WRITTEN TASK: Rewrite the stretch of records from the line containing "predicted-stars-point [238,515,251,529]" through the line containing "measurement-point [886,333,892,336]", putting "matched-star-marker" wherever "matched-stars-point" appears and leaving everything else as it is. Give only those lines.

(Rows from a dataset)
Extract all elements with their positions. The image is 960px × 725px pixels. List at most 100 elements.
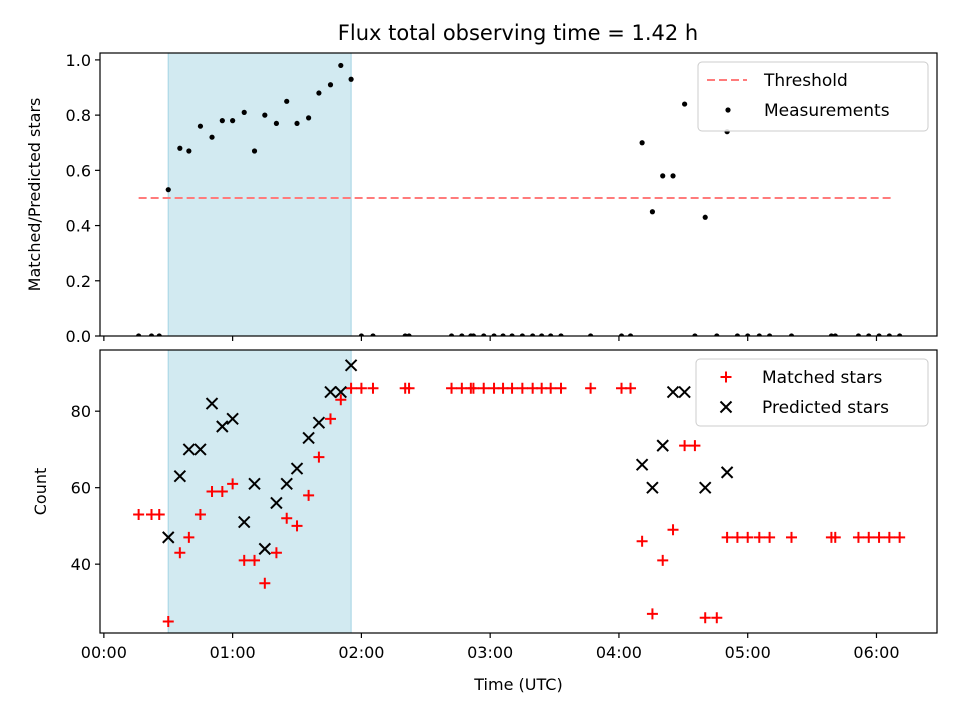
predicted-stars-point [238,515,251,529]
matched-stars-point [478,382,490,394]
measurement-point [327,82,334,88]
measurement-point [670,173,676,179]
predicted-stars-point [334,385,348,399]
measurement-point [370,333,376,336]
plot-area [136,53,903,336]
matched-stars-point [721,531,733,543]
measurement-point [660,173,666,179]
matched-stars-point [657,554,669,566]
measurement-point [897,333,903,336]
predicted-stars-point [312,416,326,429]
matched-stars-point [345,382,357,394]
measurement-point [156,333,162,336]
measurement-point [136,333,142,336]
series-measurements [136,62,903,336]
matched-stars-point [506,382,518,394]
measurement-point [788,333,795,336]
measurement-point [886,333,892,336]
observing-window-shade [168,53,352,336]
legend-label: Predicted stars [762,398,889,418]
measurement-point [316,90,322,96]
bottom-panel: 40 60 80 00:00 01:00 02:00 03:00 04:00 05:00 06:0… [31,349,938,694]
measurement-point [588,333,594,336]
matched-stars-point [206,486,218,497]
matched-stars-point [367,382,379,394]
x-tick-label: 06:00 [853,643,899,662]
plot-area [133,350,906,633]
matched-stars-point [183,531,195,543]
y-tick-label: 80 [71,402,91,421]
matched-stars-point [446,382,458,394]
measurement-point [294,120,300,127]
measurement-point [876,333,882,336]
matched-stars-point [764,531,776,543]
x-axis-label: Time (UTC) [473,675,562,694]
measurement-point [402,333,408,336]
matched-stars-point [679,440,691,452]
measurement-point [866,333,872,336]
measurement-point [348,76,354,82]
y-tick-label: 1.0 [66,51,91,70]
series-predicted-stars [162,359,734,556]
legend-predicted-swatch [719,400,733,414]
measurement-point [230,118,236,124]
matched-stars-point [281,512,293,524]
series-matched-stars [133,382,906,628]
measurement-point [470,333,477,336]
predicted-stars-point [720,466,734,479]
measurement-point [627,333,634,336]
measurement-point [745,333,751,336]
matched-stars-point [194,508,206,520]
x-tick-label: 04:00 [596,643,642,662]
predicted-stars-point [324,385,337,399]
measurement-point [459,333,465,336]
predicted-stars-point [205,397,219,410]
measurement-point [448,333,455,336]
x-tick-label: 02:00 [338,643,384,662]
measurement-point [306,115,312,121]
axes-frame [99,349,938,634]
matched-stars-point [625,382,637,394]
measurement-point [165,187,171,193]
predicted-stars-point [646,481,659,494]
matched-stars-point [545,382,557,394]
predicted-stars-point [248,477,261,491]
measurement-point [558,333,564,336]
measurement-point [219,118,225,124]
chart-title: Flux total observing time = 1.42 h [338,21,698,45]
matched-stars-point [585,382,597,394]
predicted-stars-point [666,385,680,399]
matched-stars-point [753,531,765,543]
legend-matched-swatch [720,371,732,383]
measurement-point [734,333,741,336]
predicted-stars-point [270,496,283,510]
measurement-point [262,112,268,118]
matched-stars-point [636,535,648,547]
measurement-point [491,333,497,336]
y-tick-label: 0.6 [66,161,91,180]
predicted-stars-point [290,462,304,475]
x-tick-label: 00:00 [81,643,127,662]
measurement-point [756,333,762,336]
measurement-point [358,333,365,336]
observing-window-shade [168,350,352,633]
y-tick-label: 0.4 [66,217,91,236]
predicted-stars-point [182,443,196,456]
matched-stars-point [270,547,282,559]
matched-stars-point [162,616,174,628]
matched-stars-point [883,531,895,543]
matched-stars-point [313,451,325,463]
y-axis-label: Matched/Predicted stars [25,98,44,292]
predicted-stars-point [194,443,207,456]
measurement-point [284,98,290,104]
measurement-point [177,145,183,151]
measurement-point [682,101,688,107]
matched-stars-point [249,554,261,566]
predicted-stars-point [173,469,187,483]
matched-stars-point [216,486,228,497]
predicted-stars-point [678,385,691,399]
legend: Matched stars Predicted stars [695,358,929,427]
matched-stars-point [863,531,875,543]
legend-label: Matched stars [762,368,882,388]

---

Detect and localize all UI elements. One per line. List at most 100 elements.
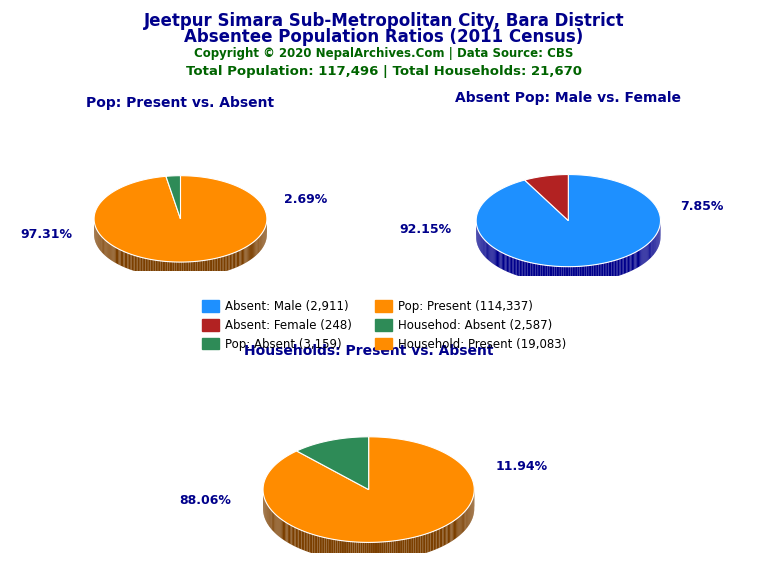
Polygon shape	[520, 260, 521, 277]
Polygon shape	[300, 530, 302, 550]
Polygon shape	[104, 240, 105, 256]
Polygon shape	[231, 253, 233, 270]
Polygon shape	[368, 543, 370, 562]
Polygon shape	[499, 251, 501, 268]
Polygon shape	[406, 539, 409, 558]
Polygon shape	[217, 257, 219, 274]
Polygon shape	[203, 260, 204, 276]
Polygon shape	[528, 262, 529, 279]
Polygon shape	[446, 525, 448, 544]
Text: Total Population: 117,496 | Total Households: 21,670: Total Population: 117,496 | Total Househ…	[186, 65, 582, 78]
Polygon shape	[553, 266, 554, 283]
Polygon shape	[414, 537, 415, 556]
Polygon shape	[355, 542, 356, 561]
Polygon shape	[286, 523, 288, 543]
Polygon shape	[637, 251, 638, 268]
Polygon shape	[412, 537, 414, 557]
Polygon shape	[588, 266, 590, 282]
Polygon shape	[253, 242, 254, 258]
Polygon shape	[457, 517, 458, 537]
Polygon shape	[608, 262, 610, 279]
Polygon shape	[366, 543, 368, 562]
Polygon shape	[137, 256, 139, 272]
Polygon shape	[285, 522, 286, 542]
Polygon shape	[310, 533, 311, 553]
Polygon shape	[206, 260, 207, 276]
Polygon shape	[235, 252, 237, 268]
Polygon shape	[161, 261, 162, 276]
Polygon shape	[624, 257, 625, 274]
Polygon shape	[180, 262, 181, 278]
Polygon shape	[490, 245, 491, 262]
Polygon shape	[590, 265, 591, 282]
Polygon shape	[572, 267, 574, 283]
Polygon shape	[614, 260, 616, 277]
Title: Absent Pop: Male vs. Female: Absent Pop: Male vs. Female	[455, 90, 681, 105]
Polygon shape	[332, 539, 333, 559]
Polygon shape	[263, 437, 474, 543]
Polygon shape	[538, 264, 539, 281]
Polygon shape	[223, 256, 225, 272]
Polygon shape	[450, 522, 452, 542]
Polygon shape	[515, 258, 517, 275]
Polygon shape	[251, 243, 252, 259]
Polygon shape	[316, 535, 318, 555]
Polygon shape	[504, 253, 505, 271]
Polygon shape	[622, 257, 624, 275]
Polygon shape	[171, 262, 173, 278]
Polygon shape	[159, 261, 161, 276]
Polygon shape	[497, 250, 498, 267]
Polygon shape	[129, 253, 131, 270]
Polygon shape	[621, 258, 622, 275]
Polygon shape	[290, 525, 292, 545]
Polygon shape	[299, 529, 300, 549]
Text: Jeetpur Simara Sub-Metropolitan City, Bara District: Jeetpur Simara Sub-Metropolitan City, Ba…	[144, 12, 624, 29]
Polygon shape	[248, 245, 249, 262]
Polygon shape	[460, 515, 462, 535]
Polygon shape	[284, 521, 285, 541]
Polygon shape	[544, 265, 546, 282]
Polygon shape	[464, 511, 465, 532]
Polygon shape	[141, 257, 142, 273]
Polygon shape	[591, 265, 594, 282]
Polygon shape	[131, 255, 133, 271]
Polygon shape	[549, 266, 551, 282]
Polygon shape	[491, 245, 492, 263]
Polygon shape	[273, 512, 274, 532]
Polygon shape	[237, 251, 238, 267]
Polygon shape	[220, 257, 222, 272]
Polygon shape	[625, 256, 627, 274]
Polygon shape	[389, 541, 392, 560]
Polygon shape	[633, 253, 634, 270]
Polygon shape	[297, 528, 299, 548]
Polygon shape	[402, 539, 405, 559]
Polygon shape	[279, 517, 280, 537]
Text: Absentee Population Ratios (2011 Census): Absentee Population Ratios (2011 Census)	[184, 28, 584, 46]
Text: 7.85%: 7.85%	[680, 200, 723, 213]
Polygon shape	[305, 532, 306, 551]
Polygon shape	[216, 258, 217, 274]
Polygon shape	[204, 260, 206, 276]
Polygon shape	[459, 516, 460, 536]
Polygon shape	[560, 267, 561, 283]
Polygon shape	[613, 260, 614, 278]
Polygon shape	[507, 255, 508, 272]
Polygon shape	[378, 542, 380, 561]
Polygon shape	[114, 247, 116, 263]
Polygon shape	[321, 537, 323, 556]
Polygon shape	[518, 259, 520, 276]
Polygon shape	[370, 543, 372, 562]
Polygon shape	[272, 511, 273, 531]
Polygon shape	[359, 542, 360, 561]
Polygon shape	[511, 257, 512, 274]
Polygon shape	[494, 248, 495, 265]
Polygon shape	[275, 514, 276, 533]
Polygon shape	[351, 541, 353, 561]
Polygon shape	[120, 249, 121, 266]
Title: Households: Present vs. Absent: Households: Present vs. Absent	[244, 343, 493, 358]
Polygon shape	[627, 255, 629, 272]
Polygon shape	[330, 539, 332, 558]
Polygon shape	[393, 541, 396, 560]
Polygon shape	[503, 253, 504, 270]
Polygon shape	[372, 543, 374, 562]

EXERCISE OUTPUT:
predicted-stars-point [238,515,251,529]
matched-star-marker [478,382,490,394]
measurement-point [327,82,334,88]
measurement-point [670,173,676,179]
predicted-stars-point [334,385,348,399]
measurement-point [370,333,376,336]
plot-area [136,53,903,336]
matched-star-marker [721,531,733,543]
measurement-point [660,173,666,179]
matched-star-marker [657,554,669,566]
measurement-point [897,333,903,336]
predicted-stars-point [312,416,326,429]
matched-star-marker [345,382,357,394]
measurement-point [156,333,162,336]
measurement-point [136,333,142,336]
series-measurements [136,62,903,336]
matched-star-marker [506,382,518,394]
measurement-point [788,333,795,336]
measurement-point [886,333,892,336]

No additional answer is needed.